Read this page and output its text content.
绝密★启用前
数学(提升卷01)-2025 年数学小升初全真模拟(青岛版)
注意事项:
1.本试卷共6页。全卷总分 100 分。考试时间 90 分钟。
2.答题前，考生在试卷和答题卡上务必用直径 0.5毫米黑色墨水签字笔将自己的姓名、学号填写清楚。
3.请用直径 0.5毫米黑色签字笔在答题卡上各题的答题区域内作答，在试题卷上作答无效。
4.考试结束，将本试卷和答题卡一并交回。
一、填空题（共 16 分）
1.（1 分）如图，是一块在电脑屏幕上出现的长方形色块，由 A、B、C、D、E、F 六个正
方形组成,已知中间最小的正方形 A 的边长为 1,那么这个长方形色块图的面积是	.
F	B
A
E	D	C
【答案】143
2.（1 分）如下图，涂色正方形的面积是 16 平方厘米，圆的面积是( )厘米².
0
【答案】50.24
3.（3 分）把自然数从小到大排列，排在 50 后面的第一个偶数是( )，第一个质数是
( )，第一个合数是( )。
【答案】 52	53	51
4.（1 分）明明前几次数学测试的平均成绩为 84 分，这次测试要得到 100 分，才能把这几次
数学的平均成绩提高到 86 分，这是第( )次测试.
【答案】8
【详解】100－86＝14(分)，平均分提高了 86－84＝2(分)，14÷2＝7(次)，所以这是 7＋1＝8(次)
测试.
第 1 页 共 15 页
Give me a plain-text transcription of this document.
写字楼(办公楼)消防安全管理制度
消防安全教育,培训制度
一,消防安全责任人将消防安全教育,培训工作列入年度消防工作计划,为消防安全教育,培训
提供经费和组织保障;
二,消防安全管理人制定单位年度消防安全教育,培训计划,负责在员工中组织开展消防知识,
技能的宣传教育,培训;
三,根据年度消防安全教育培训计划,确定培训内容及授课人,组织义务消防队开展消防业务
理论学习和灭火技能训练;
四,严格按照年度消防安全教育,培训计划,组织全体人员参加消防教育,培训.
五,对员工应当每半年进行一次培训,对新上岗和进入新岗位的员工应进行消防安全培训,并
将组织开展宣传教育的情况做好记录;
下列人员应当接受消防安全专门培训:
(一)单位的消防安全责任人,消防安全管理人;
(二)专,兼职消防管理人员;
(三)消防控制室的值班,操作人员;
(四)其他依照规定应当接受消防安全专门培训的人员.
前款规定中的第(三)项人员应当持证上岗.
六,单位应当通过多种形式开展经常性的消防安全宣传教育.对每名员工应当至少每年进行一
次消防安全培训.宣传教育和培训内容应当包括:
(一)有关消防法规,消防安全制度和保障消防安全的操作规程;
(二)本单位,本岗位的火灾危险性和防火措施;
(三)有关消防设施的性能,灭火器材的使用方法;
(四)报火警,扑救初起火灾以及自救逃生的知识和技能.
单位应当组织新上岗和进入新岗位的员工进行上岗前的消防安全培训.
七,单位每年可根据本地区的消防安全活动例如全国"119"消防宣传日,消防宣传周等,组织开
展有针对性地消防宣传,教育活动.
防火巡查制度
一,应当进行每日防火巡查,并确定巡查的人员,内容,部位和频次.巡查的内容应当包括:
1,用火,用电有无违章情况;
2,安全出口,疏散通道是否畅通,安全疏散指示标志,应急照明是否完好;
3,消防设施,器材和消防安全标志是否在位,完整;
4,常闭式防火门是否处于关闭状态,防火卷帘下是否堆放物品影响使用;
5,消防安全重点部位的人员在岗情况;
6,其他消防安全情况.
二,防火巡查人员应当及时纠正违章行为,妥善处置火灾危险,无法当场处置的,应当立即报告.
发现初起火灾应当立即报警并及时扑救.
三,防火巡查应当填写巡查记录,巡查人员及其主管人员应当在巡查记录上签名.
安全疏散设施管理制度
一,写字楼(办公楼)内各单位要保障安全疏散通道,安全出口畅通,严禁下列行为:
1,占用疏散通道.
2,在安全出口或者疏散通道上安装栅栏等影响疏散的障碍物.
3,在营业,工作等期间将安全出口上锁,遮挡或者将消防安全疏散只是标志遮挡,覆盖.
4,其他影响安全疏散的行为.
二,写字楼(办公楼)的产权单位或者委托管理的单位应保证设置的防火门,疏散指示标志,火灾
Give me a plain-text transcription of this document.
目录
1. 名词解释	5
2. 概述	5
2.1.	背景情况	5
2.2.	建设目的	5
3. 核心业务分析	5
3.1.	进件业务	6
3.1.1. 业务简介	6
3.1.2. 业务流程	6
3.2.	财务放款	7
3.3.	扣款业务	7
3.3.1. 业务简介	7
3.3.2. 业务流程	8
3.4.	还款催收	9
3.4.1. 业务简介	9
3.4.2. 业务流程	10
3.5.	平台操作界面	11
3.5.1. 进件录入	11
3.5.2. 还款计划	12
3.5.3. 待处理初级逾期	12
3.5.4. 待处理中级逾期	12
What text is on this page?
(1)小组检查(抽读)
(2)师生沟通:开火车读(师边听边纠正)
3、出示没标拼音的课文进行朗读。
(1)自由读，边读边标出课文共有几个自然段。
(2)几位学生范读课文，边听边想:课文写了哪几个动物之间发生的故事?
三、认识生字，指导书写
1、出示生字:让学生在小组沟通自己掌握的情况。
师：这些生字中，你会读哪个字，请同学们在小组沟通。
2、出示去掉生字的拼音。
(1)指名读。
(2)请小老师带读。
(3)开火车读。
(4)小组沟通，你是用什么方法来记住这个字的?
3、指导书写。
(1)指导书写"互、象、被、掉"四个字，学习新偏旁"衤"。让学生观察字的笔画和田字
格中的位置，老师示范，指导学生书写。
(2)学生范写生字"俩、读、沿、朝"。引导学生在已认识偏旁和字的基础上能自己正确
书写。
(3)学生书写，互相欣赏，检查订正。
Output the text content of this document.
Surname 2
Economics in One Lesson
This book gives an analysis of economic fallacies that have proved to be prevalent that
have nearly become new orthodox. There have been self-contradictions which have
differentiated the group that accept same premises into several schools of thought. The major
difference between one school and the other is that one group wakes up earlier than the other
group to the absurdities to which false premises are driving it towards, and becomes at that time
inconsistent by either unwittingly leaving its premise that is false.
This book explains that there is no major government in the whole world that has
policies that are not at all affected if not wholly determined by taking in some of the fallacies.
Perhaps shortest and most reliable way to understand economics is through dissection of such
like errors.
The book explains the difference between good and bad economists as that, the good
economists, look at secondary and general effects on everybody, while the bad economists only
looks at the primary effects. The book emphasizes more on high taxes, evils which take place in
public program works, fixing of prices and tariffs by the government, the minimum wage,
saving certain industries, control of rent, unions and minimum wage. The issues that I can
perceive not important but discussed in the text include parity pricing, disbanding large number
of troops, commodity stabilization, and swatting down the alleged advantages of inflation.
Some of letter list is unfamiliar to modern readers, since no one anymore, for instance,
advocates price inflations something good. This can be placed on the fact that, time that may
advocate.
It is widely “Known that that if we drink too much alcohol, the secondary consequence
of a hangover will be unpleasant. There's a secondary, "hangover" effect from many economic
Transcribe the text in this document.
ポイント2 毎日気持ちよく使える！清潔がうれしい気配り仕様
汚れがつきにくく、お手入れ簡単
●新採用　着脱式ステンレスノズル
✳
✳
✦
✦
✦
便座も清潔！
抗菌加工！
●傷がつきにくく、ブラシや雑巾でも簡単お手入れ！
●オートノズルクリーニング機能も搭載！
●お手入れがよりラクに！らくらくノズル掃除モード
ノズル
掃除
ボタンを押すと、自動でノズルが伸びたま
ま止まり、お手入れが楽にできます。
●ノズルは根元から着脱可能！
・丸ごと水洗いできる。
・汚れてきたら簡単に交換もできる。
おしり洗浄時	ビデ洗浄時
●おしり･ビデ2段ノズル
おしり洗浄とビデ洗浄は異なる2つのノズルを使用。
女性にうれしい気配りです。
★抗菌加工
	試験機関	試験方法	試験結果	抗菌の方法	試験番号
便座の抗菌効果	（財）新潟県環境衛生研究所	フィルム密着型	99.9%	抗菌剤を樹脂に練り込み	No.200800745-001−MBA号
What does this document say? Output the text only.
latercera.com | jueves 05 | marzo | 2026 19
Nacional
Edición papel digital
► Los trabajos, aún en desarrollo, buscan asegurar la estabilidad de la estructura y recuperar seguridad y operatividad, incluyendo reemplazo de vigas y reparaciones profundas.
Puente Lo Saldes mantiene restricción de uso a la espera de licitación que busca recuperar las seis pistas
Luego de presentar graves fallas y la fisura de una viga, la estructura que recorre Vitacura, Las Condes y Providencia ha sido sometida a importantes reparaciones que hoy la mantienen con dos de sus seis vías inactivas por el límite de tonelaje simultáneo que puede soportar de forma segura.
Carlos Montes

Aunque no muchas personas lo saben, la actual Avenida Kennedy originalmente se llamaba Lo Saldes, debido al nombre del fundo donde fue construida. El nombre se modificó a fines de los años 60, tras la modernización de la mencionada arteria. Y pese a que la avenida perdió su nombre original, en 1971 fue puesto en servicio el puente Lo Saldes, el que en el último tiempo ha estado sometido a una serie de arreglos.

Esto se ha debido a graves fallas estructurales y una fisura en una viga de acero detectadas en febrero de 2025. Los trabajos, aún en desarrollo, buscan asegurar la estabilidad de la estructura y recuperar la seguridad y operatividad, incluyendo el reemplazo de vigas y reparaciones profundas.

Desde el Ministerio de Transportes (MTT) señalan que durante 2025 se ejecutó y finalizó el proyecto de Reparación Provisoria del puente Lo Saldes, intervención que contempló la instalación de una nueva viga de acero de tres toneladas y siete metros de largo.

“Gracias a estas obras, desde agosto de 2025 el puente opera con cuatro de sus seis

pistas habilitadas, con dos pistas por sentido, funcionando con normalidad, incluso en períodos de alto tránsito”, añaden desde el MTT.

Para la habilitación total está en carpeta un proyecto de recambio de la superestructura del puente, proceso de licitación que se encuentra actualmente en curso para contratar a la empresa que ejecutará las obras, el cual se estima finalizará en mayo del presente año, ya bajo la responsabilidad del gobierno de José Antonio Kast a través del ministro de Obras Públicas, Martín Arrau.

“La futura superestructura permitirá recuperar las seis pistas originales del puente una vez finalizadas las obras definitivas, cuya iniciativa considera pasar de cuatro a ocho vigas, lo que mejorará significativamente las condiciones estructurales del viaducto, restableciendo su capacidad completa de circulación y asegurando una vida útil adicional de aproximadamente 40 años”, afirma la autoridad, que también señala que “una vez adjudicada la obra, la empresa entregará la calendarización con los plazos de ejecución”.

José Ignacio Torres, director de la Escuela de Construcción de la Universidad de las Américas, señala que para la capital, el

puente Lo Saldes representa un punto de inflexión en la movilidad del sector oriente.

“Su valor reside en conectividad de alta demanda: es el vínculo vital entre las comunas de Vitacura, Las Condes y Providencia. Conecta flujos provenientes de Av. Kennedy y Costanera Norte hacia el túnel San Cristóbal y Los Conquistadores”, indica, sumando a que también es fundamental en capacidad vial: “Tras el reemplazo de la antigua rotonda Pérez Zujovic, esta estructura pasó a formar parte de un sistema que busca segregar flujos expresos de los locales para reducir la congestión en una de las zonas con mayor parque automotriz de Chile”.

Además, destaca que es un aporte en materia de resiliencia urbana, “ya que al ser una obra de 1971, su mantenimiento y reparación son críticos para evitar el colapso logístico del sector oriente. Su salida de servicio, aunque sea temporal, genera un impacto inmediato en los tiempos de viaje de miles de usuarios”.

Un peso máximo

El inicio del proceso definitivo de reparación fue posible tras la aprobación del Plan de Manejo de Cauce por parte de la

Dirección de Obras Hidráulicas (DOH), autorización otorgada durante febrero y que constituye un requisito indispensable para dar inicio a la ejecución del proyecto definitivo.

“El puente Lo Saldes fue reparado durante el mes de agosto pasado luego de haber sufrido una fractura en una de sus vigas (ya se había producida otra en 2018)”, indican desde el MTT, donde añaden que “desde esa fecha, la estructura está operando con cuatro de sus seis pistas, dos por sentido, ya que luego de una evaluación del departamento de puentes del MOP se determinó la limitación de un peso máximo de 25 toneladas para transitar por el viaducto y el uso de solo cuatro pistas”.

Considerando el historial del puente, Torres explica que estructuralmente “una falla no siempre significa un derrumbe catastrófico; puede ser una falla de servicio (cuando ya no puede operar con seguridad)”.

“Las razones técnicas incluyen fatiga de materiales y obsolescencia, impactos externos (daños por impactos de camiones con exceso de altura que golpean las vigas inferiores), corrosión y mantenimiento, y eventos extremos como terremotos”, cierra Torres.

================

## [GOAL]
Pull every line containing the word "good" out of the material.

## [THE REPLY]
The book explains the difference between good and bad economists as that, the good
advocates price inflations something good. This can be placed on the fact that, time that may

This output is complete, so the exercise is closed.